Please copy the rows word for word, from the first one down through the line that contains "minimize-icon: ▭: [207, 3, 217, 14]".

(Collected data entries)
--- START ---
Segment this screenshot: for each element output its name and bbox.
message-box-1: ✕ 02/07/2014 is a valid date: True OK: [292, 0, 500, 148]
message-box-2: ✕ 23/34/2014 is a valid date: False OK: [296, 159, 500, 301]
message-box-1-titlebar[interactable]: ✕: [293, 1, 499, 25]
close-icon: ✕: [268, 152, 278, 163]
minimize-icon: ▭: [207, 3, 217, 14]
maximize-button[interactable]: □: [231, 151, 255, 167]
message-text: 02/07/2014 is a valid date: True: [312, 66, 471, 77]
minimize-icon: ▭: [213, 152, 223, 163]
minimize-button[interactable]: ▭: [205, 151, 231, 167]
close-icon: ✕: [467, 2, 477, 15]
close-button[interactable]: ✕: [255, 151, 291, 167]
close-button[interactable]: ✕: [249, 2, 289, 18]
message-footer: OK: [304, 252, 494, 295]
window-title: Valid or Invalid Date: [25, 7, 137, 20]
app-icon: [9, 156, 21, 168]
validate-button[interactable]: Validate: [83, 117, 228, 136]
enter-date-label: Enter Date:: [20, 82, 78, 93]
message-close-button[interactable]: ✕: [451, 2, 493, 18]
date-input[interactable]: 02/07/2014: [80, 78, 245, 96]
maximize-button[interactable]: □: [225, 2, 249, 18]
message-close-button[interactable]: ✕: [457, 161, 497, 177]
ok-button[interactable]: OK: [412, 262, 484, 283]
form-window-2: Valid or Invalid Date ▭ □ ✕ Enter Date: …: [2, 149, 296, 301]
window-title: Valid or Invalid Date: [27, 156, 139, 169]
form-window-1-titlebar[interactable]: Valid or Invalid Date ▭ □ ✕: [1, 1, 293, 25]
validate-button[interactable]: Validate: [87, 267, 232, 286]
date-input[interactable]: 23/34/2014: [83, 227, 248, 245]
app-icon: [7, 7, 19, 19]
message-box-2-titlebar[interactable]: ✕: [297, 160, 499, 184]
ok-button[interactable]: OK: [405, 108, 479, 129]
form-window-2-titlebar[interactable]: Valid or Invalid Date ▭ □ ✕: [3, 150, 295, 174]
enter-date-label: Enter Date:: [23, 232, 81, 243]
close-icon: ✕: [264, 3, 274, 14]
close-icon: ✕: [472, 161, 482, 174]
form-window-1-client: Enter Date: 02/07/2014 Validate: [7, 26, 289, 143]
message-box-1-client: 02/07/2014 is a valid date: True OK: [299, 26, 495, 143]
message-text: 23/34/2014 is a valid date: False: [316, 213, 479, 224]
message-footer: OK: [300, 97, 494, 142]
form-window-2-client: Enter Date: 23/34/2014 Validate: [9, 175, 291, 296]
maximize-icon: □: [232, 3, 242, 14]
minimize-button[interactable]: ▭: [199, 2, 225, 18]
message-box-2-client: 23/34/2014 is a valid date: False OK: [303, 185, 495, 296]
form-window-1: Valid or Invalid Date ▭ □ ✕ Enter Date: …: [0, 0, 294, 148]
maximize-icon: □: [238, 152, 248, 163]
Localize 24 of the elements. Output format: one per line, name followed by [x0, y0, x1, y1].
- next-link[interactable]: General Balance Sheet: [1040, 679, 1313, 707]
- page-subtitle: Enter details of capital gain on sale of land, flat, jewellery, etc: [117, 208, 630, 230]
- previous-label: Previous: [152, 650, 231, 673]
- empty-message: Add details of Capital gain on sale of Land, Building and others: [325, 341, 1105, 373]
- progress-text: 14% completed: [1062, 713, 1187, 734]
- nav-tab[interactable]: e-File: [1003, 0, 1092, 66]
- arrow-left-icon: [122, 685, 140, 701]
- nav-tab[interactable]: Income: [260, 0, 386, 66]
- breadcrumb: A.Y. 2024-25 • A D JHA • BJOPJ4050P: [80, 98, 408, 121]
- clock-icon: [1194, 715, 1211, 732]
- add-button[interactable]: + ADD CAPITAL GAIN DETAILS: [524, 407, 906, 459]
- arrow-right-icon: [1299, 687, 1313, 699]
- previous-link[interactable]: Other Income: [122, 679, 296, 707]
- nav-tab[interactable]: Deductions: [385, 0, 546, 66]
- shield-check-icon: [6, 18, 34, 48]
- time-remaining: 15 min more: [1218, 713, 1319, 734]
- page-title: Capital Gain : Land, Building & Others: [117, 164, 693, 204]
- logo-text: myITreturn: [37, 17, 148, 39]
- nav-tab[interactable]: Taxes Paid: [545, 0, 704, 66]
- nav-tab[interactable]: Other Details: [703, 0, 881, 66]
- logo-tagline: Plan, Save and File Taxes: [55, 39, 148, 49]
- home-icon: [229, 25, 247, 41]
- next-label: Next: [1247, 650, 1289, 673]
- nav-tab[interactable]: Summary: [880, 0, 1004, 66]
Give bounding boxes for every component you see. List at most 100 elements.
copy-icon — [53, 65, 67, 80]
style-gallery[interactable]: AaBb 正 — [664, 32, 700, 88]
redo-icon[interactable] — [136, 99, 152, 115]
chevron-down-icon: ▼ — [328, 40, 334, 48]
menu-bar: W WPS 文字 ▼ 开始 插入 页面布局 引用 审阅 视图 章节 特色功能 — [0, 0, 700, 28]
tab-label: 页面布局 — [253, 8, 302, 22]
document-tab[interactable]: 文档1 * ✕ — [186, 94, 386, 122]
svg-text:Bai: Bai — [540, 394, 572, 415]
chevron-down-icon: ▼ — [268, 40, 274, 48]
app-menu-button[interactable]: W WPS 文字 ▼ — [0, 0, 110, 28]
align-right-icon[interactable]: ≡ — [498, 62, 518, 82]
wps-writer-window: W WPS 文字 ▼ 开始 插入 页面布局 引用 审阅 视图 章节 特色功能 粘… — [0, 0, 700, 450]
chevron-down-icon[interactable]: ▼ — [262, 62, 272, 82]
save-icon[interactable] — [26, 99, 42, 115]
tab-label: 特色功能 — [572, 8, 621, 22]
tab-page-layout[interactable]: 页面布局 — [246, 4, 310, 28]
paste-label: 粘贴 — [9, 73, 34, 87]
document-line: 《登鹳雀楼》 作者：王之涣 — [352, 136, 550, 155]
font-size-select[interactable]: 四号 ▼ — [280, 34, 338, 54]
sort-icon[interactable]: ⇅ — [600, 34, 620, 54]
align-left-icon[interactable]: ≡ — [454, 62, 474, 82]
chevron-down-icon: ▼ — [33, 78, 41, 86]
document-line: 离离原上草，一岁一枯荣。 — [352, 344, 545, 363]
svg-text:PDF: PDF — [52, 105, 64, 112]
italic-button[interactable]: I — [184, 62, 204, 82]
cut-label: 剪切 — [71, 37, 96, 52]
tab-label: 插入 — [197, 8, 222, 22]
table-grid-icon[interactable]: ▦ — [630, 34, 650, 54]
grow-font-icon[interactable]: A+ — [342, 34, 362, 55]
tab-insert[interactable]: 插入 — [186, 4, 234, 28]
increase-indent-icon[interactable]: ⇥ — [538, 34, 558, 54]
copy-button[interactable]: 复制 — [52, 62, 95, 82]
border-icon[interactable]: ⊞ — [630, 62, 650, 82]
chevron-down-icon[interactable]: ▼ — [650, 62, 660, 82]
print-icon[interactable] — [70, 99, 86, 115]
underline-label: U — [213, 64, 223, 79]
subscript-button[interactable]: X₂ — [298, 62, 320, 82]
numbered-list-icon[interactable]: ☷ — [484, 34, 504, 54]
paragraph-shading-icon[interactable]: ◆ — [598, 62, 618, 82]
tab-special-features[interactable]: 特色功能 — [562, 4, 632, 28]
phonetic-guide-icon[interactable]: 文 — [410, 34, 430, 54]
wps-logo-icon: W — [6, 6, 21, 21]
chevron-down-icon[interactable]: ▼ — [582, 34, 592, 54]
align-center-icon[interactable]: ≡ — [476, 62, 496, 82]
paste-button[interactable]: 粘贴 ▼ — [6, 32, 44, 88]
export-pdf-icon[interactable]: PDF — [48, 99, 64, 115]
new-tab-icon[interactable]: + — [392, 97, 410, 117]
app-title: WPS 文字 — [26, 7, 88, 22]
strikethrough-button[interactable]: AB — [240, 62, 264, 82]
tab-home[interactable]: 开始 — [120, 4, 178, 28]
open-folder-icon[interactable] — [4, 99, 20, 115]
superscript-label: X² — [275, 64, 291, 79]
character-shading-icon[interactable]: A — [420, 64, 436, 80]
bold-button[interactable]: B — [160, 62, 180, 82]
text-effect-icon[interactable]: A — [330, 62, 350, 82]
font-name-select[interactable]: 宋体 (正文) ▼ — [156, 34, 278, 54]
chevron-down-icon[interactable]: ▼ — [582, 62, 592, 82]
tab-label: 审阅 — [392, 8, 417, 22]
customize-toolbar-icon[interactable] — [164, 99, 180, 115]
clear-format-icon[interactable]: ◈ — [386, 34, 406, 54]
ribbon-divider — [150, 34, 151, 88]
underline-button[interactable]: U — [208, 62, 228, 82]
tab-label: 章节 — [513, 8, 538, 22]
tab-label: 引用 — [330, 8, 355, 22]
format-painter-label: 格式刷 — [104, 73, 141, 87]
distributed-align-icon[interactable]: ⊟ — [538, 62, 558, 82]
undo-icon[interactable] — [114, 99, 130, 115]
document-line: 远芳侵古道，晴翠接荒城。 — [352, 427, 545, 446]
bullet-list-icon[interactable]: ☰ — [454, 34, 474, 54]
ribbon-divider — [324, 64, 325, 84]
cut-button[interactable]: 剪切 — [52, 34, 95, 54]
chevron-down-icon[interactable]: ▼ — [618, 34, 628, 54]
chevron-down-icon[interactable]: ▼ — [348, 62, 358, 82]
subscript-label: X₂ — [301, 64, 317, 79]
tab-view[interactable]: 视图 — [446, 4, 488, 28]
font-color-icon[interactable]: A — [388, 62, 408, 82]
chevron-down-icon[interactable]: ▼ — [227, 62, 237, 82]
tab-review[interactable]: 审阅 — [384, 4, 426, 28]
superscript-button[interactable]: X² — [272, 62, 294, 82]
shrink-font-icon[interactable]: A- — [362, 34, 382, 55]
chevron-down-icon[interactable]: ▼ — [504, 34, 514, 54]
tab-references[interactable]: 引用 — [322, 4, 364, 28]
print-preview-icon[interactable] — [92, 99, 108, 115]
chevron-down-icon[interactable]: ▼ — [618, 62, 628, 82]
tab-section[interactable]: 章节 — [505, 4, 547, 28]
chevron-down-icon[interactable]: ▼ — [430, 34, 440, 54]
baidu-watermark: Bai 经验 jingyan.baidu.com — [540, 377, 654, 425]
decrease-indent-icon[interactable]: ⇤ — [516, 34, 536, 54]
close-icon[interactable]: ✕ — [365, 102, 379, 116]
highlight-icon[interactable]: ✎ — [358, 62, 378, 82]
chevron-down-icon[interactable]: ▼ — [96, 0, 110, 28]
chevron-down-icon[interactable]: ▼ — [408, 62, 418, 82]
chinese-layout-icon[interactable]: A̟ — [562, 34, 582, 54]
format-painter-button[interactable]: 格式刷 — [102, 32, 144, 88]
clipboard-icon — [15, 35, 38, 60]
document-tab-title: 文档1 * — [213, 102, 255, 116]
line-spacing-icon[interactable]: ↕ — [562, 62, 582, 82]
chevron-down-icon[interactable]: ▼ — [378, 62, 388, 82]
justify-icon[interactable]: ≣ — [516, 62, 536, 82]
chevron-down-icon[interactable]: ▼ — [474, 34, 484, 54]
--- END ---
** Expected answer **
Segment this screenshot: for each element output its name and bbox.
message-box-1: ✕ 02/07/2014 is a valid date: True OK: [292, 0, 500, 148]
message-box-2: ✕ 23/34/2014 is a valid date: False OK: [296, 159, 500, 301]
message-box-1-titlebar[interactable]: ✕: [293, 1, 499, 25]
close-icon: ✕: [268, 152, 278, 163]
minimize-icon: ▭: [207, 3, 217, 14]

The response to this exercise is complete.